Your instructions:
Tally the lines in the listing below that contain "Guide" and report the tally alone.

Dataset rows:
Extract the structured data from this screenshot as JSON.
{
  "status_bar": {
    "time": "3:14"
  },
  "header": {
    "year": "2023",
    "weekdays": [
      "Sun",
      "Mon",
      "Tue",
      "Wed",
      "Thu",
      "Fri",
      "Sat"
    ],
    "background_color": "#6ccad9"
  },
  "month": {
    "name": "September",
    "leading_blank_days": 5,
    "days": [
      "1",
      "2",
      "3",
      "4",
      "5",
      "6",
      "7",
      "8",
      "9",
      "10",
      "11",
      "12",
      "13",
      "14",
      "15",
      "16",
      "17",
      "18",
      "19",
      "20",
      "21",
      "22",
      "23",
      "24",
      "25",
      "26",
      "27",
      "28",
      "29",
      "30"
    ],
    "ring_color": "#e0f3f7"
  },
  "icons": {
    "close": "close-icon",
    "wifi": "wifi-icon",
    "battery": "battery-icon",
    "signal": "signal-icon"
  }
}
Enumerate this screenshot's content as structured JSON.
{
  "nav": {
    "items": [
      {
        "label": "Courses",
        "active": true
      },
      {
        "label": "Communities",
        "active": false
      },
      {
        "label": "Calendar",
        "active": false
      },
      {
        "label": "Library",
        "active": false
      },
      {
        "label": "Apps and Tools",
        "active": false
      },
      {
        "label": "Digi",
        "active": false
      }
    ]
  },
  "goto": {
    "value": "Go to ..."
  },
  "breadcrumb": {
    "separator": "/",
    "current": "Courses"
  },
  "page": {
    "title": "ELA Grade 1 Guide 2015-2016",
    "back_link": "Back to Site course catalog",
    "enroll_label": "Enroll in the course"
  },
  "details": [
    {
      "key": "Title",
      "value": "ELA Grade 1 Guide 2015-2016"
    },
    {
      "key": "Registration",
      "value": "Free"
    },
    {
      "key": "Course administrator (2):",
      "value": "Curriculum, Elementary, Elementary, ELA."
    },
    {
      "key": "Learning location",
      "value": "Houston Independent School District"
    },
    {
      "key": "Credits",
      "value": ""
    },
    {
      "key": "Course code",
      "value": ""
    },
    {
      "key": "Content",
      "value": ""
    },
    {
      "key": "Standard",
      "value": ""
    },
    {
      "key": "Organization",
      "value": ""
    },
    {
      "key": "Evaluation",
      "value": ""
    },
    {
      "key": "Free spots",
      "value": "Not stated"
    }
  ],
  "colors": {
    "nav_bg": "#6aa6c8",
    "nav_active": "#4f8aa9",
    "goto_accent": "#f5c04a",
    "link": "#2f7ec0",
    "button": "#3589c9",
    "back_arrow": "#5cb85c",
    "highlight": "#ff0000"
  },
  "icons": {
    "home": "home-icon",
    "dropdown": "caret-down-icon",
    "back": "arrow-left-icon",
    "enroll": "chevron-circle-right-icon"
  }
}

Written reply:
2